Search the data below for the word "text" and copy each line that holds it.

Start of Record set

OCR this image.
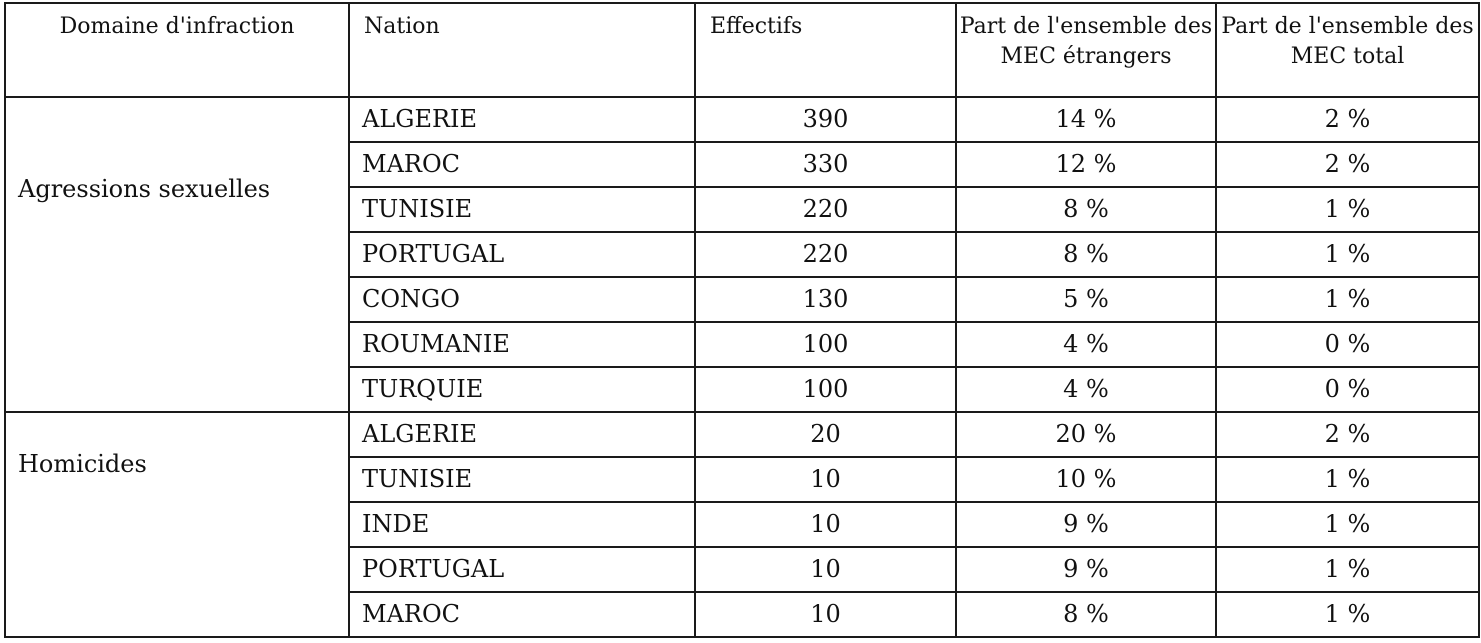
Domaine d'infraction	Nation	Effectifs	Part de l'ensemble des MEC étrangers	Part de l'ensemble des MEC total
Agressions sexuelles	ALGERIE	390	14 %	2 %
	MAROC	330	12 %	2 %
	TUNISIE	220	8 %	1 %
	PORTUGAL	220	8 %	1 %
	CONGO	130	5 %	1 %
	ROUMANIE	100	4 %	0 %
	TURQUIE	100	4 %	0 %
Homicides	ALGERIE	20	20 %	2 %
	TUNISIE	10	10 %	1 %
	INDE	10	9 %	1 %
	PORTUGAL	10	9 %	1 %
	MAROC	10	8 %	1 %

End of Record set
Start of Record set

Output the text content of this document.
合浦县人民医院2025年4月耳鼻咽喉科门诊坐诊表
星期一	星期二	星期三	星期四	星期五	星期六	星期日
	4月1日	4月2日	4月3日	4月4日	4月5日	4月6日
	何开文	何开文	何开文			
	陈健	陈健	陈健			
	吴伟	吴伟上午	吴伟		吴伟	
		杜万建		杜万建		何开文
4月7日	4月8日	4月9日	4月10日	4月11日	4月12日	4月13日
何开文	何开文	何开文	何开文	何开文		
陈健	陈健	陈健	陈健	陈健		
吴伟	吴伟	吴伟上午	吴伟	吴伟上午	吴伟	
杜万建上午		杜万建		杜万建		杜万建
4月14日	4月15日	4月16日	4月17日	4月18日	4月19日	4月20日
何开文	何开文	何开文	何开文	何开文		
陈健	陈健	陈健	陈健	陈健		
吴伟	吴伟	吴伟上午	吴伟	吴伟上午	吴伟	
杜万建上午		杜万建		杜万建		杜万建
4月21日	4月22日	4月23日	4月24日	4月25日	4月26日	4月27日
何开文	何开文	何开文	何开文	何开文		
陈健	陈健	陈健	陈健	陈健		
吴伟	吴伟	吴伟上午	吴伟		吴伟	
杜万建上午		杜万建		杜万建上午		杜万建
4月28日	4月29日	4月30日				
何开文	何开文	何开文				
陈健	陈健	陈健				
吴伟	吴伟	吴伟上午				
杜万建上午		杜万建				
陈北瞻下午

End of Record set
Start of Record set

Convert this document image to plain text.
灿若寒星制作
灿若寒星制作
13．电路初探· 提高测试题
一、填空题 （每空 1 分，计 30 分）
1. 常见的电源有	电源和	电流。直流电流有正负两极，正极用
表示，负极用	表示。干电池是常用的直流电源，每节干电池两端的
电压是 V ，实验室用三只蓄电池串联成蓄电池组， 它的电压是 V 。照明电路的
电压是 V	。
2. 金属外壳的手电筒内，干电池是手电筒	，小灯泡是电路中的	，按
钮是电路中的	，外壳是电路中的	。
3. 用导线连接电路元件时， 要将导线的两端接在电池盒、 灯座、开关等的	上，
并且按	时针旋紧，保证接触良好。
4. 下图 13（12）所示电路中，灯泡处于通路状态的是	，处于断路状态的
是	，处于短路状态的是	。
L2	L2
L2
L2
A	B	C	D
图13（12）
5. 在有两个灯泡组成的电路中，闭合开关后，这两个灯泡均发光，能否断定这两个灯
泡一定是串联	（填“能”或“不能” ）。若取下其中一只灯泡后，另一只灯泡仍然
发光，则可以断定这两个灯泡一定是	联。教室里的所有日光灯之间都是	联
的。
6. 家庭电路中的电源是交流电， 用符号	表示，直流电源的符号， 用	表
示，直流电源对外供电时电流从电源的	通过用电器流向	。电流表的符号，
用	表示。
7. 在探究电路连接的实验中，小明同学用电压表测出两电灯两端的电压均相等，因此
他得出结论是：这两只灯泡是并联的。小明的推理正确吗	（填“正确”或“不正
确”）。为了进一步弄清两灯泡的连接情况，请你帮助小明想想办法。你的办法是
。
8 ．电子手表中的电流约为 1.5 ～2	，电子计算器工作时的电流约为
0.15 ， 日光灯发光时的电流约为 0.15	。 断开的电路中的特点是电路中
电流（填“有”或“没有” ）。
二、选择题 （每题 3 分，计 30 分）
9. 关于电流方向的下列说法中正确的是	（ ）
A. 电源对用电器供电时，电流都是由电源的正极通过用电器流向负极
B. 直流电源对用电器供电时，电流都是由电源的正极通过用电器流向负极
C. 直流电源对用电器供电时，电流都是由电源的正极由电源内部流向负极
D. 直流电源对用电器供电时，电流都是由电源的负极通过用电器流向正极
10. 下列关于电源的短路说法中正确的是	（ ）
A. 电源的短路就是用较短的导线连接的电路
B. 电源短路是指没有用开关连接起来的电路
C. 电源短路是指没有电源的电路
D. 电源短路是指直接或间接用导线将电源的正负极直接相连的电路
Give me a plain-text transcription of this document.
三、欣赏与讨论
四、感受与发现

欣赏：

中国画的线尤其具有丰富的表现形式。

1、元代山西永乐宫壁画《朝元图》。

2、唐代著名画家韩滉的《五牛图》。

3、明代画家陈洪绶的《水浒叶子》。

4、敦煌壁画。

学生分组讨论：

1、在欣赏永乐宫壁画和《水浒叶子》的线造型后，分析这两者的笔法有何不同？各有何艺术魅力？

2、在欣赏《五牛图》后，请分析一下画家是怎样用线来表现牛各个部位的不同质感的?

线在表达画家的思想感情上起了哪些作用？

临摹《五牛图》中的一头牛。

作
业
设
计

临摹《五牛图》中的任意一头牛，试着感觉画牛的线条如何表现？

End of Record set

* [Solution for this task]
Output the text content of this document.
Convert this document image to plain text.
Give me a plain-text transcription of this document.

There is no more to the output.